[Stored items]
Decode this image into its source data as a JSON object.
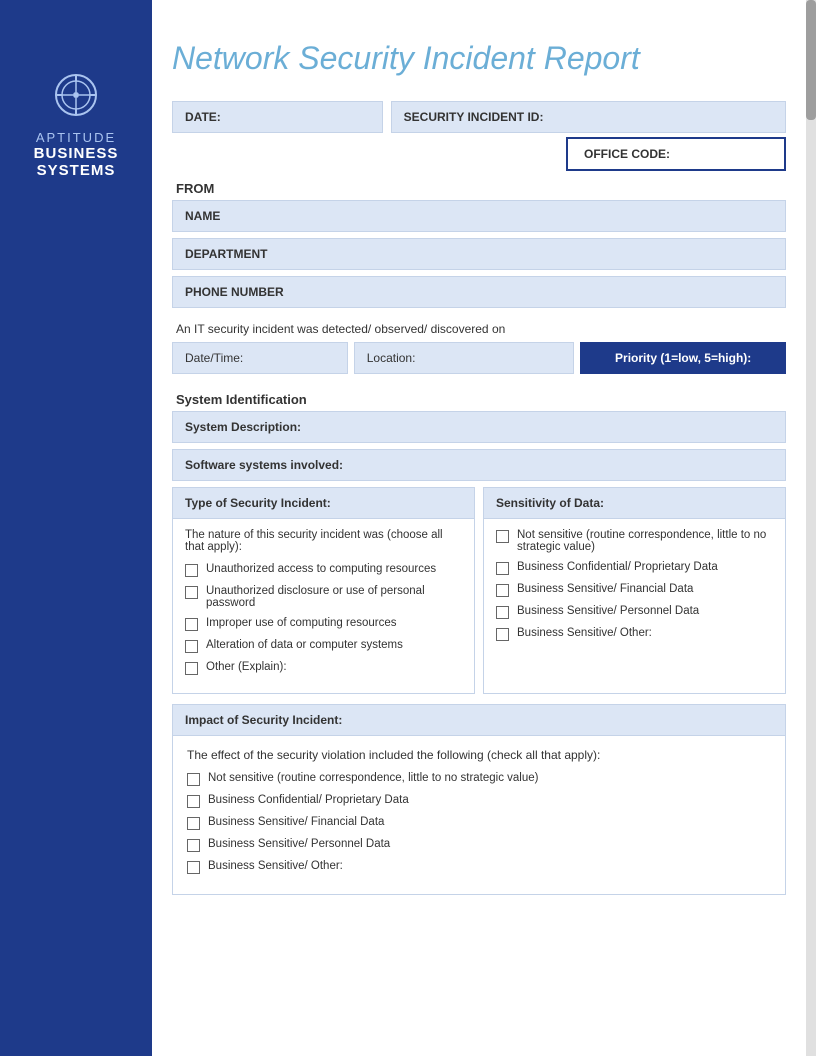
{
  "sidebar": {
    "aptitude_label": "APTITUDE",
    "business_label": "BUSINESS",
    "systems_label": "SYSTEMS"
  },
  "header": {
    "title": "Network Security Incident Report"
  },
  "form": {
    "date_label": "DATE:",
    "security_incident_id_label": "SECURITY INCIDENT ID:",
    "office_code_label": "OFFICE CODE:",
    "from_label": "FROM",
    "name_label": "NAME",
    "department_label": "DEPARTMENT",
    "phone_label": "PHONE NUMBER",
    "it_incident_text": "An IT security incident was detected/ observed/ discovered on",
    "datetime_label": "Date/Time:",
    "location_label": "Location:",
    "priority_label": "Priority (1=low, 5=high):",
    "system_identification_label": "System Identification",
    "system_description_label": "System Description:",
    "software_systems_label": "Software systems involved:"
  },
  "security_type": {
    "header": "Type of Security Incident:",
    "subheading": "The nature of this security incident was (choose all that apply):",
    "items": [
      "Unauthorized access to computing resources",
      "Unauthorized disclosure or use of personal password",
      "Improper use of computing resources",
      "Alteration of data or computer systems",
      "Other (Explain):"
    ]
  },
  "sensitivity": {
    "header": "Sensitivity of Data:",
    "items": [
      "Not sensitive (routine correspondence, little to no strategic value)",
      "Business Confidential/ Proprietary Data",
      "Business Sensitive/ Financial Data",
      "Business Sensitive/ Personnel Data",
      "Business Sensitive/ Other:"
    ]
  },
  "impact": {
    "header": "Impact of Security Incident:",
    "subheading": "The effect of the security violation included the following (check all that apply):",
    "items": [
      "Not sensitive (routine correspondence, little to no strategic value)",
      "Business Confidential/ Proprietary Data",
      "Business Sensitive/ Financial Data",
      "Business Sensitive/ Personnel Data",
      "Business Sensitive/ Other:"
    ]
  }
}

What you will do
Leave out the pictures and reproduce the rest of the listing exactly.

Full output
Decode this image into its source data as a JSON object.
{
  "sidebar": {
    "aptitude_label": "APTITUDE",
    "business_label": "BUSINESS",
    "systems_label": "SYSTEMS"
  },
  "header": {
    "title": "Network Security Incident Report"
  },
  "form": {
    "date_label": "DATE:",
    "security_incident_id_label": "SECURITY INCIDENT ID:",
    "office_code_label": "OFFICE CODE:",
    "from_label": "FROM",
    "name_label": "NAME",
    "department_label": "DEPARTMENT",
    "phone_label": "PHONE NUMBER",
    "it_incident_text": "An IT security incident was detected/ observed/ discovered on",
    "datetime_label": "Date/Time:",
    "location_label": "Location:",
    "priority_label": "Priority (1=low, 5=high):",
    "system_identification_label": "System Identification",
    "system_description_label": "System Description:",
    "software_systems_label": "Software systems involved:"
  },
  "security_type": {
    "header": "Type of Security Incident:",
    "subheading": "The nature of this security incident was (choose all that apply):",
    "items": [
      "Unauthorized access to computing resources",
      "Unauthorized disclosure or use of personal password",
      "Improper use of computing resources",
      "Alteration of data or computer systems",
      "Other (Explain):"
    ]
  },
  "sensitivity": {
    "header": "Sensitivity of Data:",
    "items": [
      "Not sensitive (routine correspondence, little to no strategic value)",
      "Business Confidential/ Proprietary Data",
      "Business Sensitive/ Financial Data",
      "Business Sensitive/ Personnel Data",
      "Business Sensitive/ Other:"
    ]
  },
  "impact": {
    "header": "Impact of Security Incident:",
    "subheading": "The effect of the security violation included the following (check all that apply):",
    "items": [
      "Not sensitive (routine correspondence, little to no strategic value)",
      "Business Confidential/ Proprietary Data",
      "Business Sensitive/ Financial Data",
      "Business Sensitive/ Personnel Data",
      "Business Sensitive/ Other:"
    ]
  }
}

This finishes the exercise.